- Brief:
Copy all the material below, exactly as it stands.

[start]

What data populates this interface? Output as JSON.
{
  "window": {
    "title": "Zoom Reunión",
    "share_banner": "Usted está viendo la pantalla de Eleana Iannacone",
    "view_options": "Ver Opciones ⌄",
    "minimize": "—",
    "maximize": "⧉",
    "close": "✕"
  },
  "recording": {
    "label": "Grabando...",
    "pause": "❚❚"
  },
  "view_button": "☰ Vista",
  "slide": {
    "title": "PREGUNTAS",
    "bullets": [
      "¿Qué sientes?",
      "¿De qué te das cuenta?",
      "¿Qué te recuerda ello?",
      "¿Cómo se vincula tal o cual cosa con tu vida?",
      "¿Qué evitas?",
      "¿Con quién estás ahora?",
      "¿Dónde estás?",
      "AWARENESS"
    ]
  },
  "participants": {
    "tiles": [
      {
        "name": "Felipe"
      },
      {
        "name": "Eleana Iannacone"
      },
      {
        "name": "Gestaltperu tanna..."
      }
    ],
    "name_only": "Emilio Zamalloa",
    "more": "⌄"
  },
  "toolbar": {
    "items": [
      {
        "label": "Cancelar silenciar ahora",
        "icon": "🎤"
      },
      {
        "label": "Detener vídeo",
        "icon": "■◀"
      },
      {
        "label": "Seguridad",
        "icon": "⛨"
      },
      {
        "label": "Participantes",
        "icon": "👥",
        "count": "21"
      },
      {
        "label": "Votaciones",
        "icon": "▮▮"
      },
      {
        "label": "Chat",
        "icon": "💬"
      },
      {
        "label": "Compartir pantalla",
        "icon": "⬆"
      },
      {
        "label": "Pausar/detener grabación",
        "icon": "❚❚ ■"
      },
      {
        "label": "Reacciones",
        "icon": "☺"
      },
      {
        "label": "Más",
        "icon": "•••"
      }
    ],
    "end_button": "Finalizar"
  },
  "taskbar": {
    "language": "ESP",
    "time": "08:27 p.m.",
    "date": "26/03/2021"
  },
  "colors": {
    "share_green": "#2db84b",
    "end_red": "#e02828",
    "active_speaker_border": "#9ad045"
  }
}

[end]

- Solution to this task:
What data populates this interface? Output as JSON.
{
  "window": {
    "title": "Zoom Reunión",
    "share_banner": "Usted está viendo la pantalla de Eleana Iannacone",
    "view_options": "Ver Opciones ⌄",
    "minimize": "—",
    "maximize": "⧉",
    "close": "✕"
  },
  "recording": {
    "label": "Grabando...",
    "pause": "❚❚"
  },
  "view_button": "☰ Vista",
  "slide": {
    "title": "PREGUNTAS",
    "bullets": [
      "¿Qué sientes?",
      "¿De qué te das cuenta?",
      "¿Qué te recuerda ello?",
      "¿Cómo se vincula tal o cual cosa con tu vida?",
      "¿Qué evitas?",
      "¿Con quién estás ahora?",
      "¿Dónde estás?",
      "AWARENESS"
    ]
  },
  "participants": {
    "tiles": [
      {
        "name": "Felipe"
      },
      {
        "name": "Eleana Iannacone"
      },
      {
        "name": "Gestaltperu tanna..."
      }
    ],
    "name_only": "Emilio Zamalloa",
    "more": "⌄"
  },
  "toolbar": {
    "items": [
      {
        "label": "Cancelar silenciar ahora",
        "icon": "🎤"
      },
      {
        "label": "Detener vídeo",
        "icon": "■◀"
      },
      {
        "label": "Seguridad",
        "icon": "⛨"
      },
      {
        "label": "Participantes",
        "icon": "👥",
        "count": "21"
      },
      {
        "label": "Votaciones",
        "icon": "▮▮"
      },
      {
        "label": "Chat",
        "icon": "💬"
      },
      {
        "label": "Compartir pantalla",
        "icon": "⬆"
      },
      {
        "label": "Pausar/detener grabación",
        "icon": "❚❚ ■"
      },
      {
        "label": "Reacciones",
        "icon": "☺"
      },
      {
        "label": "Más",
        "icon": "•••"
      }
    ],
    "end_button": "Finalizar"
  },
  "taskbar": {
    "language": "ESP",
    "time": "08:27 p.m.",
    "date": "26/03/2021"
  },
  "colors": {
    "share_green": "#2db84b",
    "end_red": "#e02828",
    "active_speaker_border": "#9ad045"
  }
}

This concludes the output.